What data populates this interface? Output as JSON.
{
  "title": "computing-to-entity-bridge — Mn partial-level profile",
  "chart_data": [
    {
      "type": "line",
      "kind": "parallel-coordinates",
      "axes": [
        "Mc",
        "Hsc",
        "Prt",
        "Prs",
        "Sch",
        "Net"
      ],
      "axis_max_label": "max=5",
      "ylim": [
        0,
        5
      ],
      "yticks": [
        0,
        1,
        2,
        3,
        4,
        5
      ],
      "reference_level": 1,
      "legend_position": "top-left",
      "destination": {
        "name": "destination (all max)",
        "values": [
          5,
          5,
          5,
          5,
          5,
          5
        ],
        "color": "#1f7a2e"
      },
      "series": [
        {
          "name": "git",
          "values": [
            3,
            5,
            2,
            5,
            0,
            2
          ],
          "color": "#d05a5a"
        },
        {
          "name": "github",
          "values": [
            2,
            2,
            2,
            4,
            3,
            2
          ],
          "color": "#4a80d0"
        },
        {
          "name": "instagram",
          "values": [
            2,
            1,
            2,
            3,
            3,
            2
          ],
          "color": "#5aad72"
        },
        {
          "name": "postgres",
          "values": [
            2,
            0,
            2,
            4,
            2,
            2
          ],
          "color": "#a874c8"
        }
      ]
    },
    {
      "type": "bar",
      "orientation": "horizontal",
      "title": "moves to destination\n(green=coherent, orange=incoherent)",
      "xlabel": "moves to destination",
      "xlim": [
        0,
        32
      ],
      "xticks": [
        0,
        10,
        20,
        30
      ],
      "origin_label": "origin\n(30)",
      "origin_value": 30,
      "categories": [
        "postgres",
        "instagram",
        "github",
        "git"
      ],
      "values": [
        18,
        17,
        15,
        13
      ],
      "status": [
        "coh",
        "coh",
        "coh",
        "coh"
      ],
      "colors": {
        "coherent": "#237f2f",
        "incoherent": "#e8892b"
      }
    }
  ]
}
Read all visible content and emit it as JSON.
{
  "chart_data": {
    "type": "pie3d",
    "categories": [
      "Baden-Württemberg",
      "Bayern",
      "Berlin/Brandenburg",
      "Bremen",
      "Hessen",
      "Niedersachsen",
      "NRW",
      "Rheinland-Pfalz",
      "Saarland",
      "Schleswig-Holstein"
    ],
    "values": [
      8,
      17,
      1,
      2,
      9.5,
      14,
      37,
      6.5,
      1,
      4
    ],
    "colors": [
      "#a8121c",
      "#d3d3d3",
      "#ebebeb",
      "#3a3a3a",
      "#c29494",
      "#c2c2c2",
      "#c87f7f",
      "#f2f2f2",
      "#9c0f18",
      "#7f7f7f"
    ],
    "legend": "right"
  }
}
::::::
_EXERCISE PROMPT:_
Show the data once more, exactly as it was written.

_SOLUTION FOR THIS TASK:_
What data populates this interface? Output as JSON.
{
  "title": "computing-to-entity-bridge — Mn partial-level profile",
  "chart_data": [
    {
      "type": "line",
      "kind": "parallel-coordinates",
      "axes": [
        "Mc",
        "Hsc",
        "Prt",
        "Prs",
        "Sch",
        "Net"
      ],
      "axis_max_label": "max=5",
      "ylim": [
        0,
        5
      ],
      "yticks": [
        0,
        1,
        2,
        3,
        4,
        5
      ],
      "reference_level": 1,
      "legend_position": "top-left",
      "destination": {
        "name": "destination (all max)",
        "values": [
          5,
          5,
          5,
          5,
          5,
          5
        ],
        "color": "#1f7a2e"
      },
      "series": [
        {
          "name": "git",
          "values": [
            3,
            5,
            2,
            5,
            0,
            2
          ],
          "color": "#d05a5a"
        },
        {
          "name": "github",
          "values": [
            2,
            2,
            2,
            4,
            3,
            2
          ],
          "color": "#4a80d0"
        },
        {
          "name": "instagram",
          "values": [
            2,
            1,
            2,
            3,
            3,
            2
          ],
          "color": "#5aad72"
        },
        {
          "name": "postgres",
          "values": [
            2,
            0,
            2,
            4,
            2,
            2
          ],
          "color": "#a874c8"
        }
      ]
    },
    {
      "type": "bar",
      "orientation": "horizontal",
      "title": "moves to destination\n(green=coherent, orange=incoherent)",
      "xlabel": "moves to destination",
      "xlim": [
        0,
        32
      ],
      "xticks": [
        0,
        10,
        20,
        30
      ],
      "origin_label": "origin\n(30)",
      "origin_value": 30,
      "categories": [
        "postgres",
        "instagram",
        "github",
        "git"
      ],
      "values": [
        18,
        17,
        15,
        13
      ],
      "status": [
        "coh",
        "coh",
        "coh",
        "coh"
      ],
      "colors": {
        "coherent": "#237f2f",
        "incoherent": "#e8892b"
      }
    }
  ]
}
Read all visible content and emit it as JSON.
{
  "chart_data": {
    "type": "pie3d",
    "categories": [
      "Baden-Württemberg",
      "Bayern",
      "Berlin/Brandenburg",
      "Bremen",
      "Hessen",
      "Niedersachsen",
      "NRW",
      "Rheinland-Pfalz",
      "Saarland",
      "Schleswig-Holstein"
    ],
    "values": [
      8,
      17,
      1,
      2,
      9.5,
      14,
      37,
      6.5,
      1,
      4
    ],
    "colors": [
      "#a8121c",
      "#d3d3d3",
      "#ebebeb",
      "#3a3a3a",
      "#c29494",
      "#c2c2c2",
      "#c87f7f",
      "#f2f2f2",
      "#9c0f18",
      "#7f7f7f"
    ],
    "legend": "right"
  }
}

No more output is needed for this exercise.